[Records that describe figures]

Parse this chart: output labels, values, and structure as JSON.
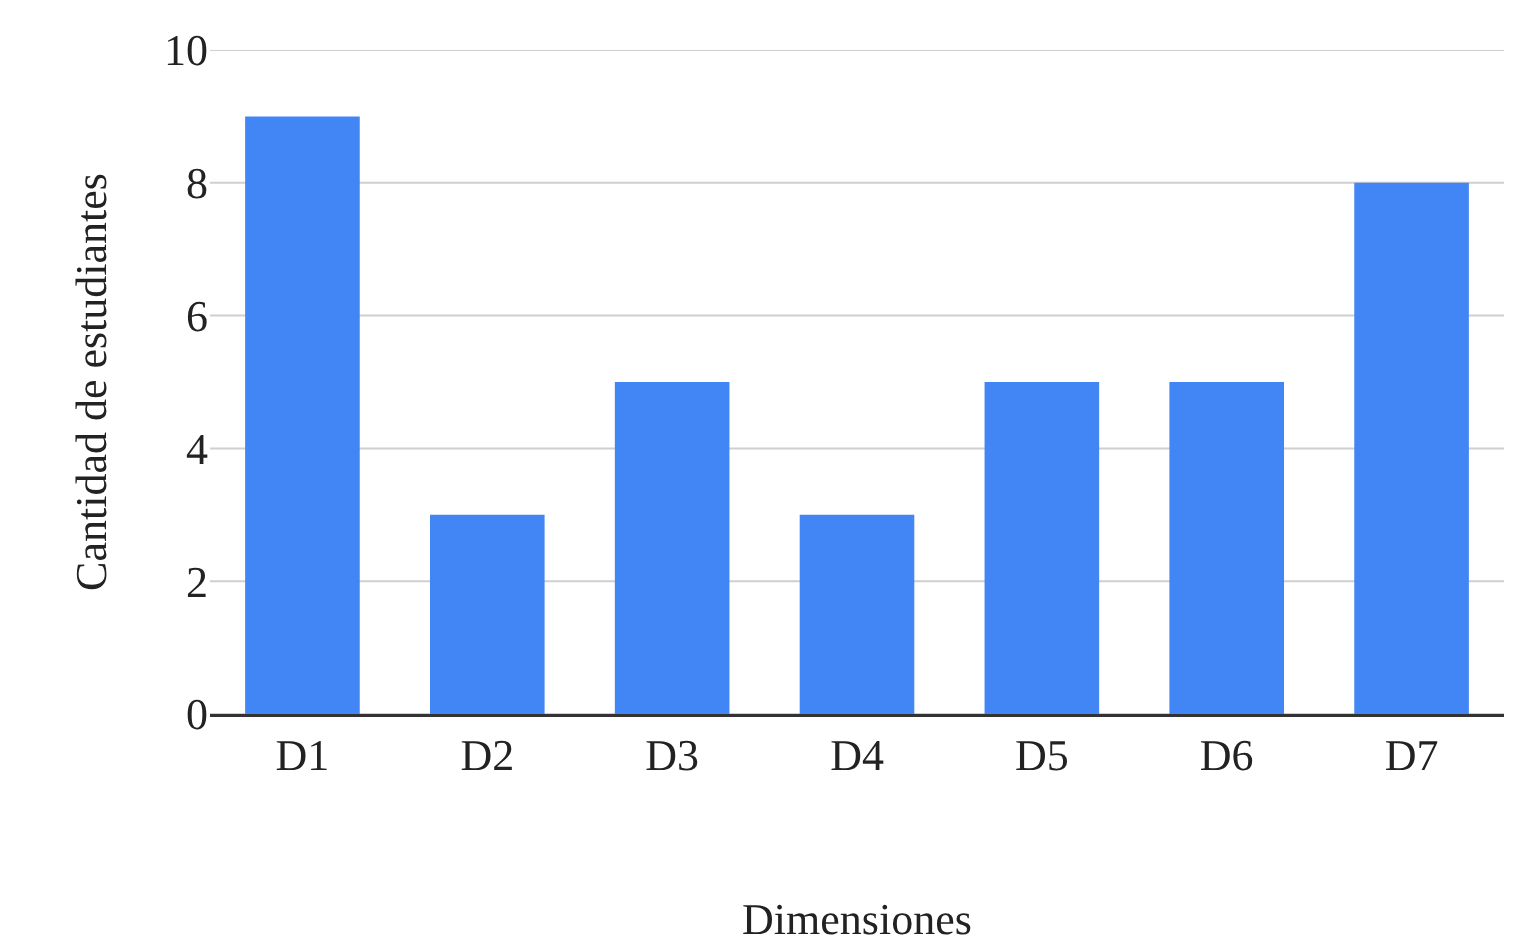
{
  "chart_data": {
    "type": "bar",
    "xlabel": "Dimensiones",
    "ylabel": "Cantidad de estudiantes",
    "categories": [
      "D1",
      "D2",
      "D3",
      "D4",
      "D5",
      "D6",
      "D7"
    ],
    "values": [
      9,
      3,
      5,
      3,
      5,
      5,
      8
    ],
    "color": "#4285f4",
    "ylim": [
      0,
      10
    ],
    "yticks": [
      0,
      2,
      4,
      6,
      8,
      10
    ],
    "grid": "y"
  }
}
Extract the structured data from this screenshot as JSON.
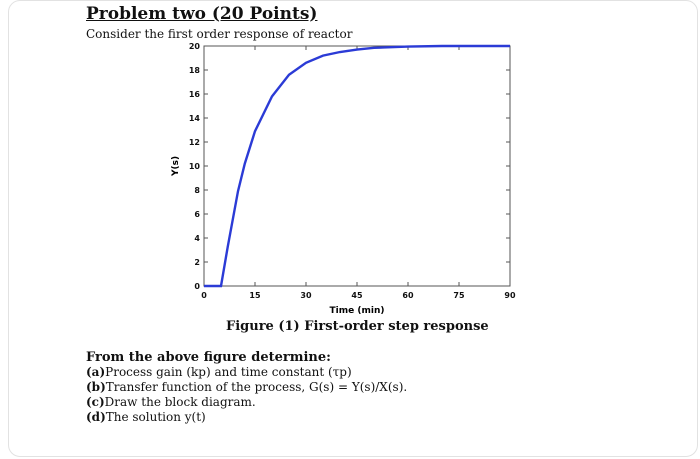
{
  "title": "Problem two (20 Points)",
  "subtitle": "Consider the first order response of reactor",
  "figure_caption": "Figure (1) First-order step response",
  "questions": {
    "intro": "From the above figure determine:",
    "items": [
      {
        "label": "(a)",
        "text": "Process gain (kp) and time constant (τp)"
      },
      {
        "label": "(b)",
        "text": "Transfer function of the process, G(s) = Y(s)/X(s)."
      },
      {
        "label": "(c)",
        "text": "Draw the block diagram."
      },
      {
        "label": "(d)",
        "text": "The solution y(t)"
      }
    ]
  },
  "chart_data": {
    "type": "line",
    "xlabel": "Time (min)",
    "ylabel": "Y(s)",
    "xlim": [
      0,
      90
    ],
    "ylim": [
      0,
      20
    ],
    "xticks": [
      0,
      15,
      30,
      45,
      60,
      75,
      90
    ],
    "yticks": [
      0,
      2,
      4,
      6,
      8,
      10,
      12,
      14,
      16,
      18,
      20
    ],
    "grid": false,
    "line_color": "#2b3bd6",
    "series": [
      {
        "x": [
          0,
          5,
          7,
          10,
          12,
          15,
          20,
          25,
          30,
          35,
          40,
          45,
          50,
          55,
          60,
          70,
          80,
          90
        ],
        "values": [
          0,
          0,
          3.3,
          7.9,
          10.2,
          12.9,
          15.8,
          17.6,
          18.6,
          19.2,
          19.5,
          19.7,
          19.85,
          19.9,
          19.95,
          20,
          20,
          20
        ]
      }
    ]
  }
}
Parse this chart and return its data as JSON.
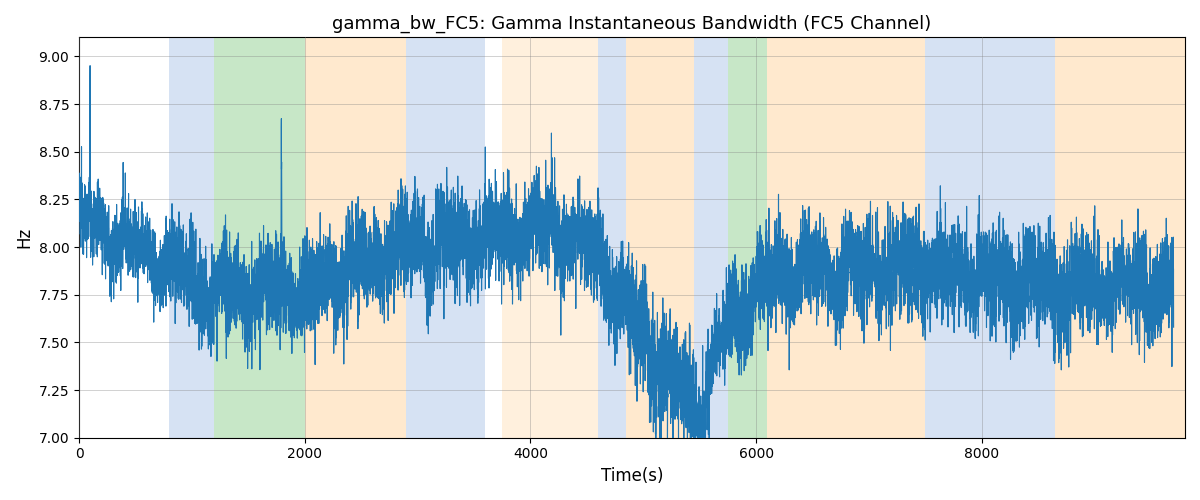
{
  "title": "gamma_bw_FC5: Gamma Instantaneous Bandwidth (FC5 Channel)",
  "xlabel": "Time(s)",
  "ylabel": "Hz",
  "ylim": [
    7.0,
    9.1
  ],
  "yticks": [
    7.0,
    7.25,
    7.5,
    7.75,
    8.0,
    8.25,
    8.5,
    8.75,
    9.0
  ],
  "xlim": [
    0,
    9800
  ],
  "xticks": [
    0,
    2000,
    4000,
    6000,
    8000
  ],
  "line_color": "#1f77b4",
  "line_width": 0.8,
  "bg_color": "#ffffff",
  "bands": [
    {
      "xmin": 800,
      "xmax": 1200,
      "color": "#aec6e8",
      "alpha": 0.5
    },
    {
      "xmin": 1200,
      "xmax": 2000,
      "color": "#90d090",
      "alpha": 0.5
    },
    {
      "xmin": 2000,
      "xmax": 2900,
      "color": "#ffd59e",
      "alpha": 0.5
    },
    {
      "xmin": 2900,
      "xmax": 3600,
      "color": "#aec6e8",
      "alpha": 0.5
    },
    {
      "xmin": 3600,
      "xmax": 3750,
      "color": "#ffffff",
      "alpha": 0.0
    },
    {
      "xmin": 3750,
      "xmax": 4600,
      "color": "#ffd59e",
      "alpha": 0.35
    },
    {
      "xmin": 4600,
      "xmax": 4850,
      "color": "#aec6e8",
      "alpha": 0.5
    },
    {
      "xmin": 4850,
      "xmax": 5450,
      "color": "#ffd59e",
      "alpha": 0.5
    },
    {
      "xmin": 5450,
      "xmax": 5750,
      "color": "#aec6e8",
      "alpha": 0.5
    },
    {
      "xmin": 5750,
      "xmax": 6100,
      "color": "#90d090",
      "alpha": 0.5
    },
    {
      "xmin": 6100,
      "xmax": 7500,
      "color": "#ffd59e",
      "alpha": 0.5
    },
    {
      "xmin": 7500,
      "xmax": 8650,
      "color": "#aec6e8",
      "alpha": 0.5
    },
    {
      "xmin": 8650,
      "xmax": 9800,
      "color": "#ffd59e",
      "alpha": 0.5
    }
  ],
  "figsize": [
    12.0,
    5.0
  ],
  "dpi": 100,
  "seed": 12345
}
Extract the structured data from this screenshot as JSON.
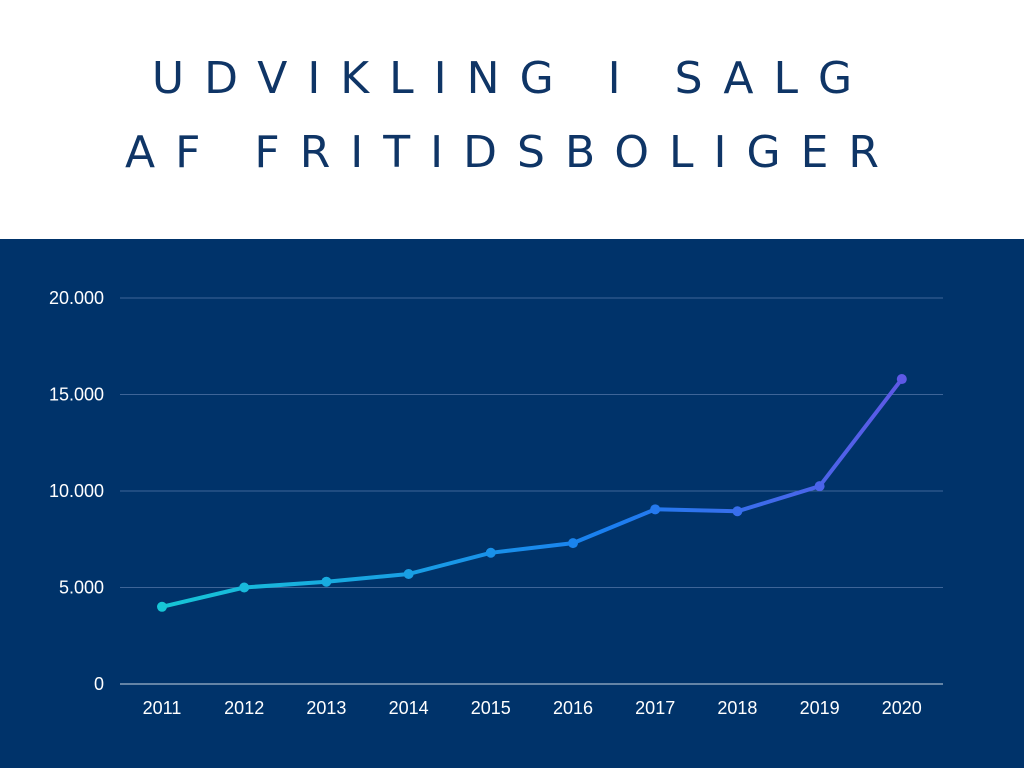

Exercise description
From the data above, count the lines where "this" occurs and give that figure and nothing else.

Task output
4